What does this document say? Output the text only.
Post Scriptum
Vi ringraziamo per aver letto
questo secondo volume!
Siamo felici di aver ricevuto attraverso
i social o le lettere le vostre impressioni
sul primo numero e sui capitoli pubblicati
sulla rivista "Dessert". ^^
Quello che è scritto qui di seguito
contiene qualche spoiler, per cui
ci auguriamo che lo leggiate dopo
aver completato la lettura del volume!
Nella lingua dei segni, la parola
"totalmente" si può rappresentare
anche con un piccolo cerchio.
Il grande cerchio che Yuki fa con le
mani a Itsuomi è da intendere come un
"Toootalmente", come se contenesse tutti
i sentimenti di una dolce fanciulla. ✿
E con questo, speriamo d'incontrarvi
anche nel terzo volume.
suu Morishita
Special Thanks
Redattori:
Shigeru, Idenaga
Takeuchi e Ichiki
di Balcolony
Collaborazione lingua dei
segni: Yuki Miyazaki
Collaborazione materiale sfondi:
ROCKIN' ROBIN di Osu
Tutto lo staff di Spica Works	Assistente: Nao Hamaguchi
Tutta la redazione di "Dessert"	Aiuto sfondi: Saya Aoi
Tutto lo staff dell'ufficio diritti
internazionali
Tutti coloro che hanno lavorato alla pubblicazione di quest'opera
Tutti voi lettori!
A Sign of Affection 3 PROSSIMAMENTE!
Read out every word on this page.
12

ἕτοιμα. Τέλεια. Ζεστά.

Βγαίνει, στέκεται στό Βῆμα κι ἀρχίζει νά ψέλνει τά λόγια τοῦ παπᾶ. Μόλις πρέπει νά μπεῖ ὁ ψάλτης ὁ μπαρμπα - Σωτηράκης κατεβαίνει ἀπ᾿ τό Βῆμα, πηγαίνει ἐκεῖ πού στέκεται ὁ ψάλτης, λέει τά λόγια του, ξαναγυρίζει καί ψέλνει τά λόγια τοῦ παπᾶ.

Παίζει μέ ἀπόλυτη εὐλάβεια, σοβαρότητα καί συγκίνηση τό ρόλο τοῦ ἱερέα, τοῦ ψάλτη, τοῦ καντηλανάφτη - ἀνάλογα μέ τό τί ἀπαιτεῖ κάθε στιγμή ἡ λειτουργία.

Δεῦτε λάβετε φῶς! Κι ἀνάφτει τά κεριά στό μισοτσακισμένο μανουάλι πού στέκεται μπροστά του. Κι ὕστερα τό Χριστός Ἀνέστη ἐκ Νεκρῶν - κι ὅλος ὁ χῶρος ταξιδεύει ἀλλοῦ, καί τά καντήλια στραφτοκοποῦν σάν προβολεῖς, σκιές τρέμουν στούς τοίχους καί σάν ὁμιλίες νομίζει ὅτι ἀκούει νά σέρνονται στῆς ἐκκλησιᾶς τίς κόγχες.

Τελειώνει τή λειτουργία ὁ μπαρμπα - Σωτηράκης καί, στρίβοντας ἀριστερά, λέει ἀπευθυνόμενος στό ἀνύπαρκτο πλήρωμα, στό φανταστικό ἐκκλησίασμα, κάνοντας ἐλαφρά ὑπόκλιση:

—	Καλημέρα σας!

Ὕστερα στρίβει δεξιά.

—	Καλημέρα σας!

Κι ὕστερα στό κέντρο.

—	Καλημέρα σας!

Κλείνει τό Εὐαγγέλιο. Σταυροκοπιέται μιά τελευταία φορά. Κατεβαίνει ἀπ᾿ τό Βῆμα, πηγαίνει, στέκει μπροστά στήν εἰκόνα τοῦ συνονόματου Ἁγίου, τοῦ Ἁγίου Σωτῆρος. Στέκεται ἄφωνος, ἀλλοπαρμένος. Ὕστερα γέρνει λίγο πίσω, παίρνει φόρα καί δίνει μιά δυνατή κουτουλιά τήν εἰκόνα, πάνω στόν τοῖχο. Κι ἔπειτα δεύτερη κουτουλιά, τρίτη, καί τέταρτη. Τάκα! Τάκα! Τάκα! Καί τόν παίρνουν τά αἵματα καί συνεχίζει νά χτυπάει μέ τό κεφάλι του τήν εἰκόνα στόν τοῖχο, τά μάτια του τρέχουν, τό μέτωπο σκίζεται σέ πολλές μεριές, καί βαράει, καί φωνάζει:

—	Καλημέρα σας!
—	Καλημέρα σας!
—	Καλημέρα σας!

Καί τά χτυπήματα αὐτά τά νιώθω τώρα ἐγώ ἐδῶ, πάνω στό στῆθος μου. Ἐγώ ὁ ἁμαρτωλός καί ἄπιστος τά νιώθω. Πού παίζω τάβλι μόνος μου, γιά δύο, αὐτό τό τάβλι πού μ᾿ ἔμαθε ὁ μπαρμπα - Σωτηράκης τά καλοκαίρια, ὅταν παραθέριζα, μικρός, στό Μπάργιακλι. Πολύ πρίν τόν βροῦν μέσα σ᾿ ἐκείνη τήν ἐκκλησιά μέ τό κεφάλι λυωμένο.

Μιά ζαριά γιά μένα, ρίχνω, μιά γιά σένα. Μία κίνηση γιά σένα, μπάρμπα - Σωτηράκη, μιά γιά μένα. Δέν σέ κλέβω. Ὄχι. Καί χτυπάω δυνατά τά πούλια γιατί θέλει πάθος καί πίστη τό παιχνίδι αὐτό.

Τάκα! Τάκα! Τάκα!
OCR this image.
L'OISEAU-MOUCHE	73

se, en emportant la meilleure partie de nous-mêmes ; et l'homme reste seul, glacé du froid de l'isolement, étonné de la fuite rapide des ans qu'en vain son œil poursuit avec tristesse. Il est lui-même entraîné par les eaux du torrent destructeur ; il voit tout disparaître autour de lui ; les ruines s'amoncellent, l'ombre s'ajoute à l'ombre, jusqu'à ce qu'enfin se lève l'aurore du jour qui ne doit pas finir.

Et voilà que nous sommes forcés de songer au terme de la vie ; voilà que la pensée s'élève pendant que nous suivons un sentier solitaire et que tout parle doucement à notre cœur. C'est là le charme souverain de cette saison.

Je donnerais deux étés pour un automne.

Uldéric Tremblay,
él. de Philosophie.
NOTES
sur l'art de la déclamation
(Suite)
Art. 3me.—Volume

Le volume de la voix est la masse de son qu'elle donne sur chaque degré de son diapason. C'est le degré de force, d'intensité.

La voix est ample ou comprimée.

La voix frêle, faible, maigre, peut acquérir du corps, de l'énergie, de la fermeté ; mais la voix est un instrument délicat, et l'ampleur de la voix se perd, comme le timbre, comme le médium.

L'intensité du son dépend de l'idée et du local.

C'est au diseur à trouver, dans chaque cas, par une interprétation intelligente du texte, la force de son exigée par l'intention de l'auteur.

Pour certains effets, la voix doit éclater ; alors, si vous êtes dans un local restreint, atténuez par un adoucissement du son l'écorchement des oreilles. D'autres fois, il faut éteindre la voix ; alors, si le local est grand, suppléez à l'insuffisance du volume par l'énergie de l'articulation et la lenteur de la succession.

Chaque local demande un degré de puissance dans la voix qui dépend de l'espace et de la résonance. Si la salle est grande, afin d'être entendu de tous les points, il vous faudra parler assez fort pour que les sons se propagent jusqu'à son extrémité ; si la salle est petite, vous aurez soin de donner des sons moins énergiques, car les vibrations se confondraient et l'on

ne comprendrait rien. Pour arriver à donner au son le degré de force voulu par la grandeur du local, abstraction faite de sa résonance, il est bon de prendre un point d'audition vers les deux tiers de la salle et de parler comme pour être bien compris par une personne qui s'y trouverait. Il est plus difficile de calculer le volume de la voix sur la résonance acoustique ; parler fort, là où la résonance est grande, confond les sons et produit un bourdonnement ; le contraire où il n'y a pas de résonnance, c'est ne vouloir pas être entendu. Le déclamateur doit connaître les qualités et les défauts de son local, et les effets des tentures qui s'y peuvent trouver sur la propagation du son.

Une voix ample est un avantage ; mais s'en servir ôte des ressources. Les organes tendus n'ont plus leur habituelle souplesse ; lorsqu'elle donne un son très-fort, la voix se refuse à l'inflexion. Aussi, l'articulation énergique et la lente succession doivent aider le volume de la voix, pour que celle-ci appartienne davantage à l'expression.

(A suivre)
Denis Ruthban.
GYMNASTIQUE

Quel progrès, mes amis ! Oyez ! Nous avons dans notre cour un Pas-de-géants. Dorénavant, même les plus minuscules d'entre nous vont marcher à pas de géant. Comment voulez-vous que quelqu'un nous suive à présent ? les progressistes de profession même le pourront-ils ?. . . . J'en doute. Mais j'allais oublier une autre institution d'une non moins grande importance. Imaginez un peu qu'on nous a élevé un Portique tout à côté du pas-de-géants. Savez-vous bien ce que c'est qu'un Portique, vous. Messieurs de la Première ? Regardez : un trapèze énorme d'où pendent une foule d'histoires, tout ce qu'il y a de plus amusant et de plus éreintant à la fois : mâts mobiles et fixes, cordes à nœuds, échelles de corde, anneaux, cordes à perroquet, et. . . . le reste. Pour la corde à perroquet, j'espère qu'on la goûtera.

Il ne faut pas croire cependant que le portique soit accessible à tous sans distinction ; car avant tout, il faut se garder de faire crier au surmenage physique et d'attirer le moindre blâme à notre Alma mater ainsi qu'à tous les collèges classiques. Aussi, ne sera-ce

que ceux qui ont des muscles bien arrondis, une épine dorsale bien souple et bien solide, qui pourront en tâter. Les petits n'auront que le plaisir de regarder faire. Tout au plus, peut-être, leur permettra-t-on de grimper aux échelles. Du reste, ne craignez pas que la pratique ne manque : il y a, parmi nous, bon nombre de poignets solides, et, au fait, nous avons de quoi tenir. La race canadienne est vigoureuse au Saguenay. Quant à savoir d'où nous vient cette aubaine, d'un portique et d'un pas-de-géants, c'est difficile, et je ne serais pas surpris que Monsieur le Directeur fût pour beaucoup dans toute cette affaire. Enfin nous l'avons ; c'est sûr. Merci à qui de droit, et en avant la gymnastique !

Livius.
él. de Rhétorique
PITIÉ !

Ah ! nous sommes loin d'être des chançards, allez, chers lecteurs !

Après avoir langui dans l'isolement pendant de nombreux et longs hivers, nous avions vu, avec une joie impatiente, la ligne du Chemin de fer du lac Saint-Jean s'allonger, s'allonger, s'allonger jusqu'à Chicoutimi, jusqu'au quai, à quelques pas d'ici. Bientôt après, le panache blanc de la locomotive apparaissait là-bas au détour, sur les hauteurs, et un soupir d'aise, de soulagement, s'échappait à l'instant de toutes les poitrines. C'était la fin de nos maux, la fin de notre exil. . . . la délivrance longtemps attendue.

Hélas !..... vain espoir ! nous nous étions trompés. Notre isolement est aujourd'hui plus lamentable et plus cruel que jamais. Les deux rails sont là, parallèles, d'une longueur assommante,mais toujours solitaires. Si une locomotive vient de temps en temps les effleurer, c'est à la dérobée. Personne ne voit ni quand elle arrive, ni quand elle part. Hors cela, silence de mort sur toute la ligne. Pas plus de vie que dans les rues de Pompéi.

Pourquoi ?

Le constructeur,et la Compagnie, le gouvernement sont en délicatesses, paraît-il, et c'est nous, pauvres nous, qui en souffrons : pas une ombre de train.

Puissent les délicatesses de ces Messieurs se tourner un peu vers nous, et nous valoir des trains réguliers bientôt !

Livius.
◇ ◇ ◇ ◇
PROBLEM TO WORK ON: Return only the number of lines in the data that contain "Tutto".

RESPONSE BELOW: 2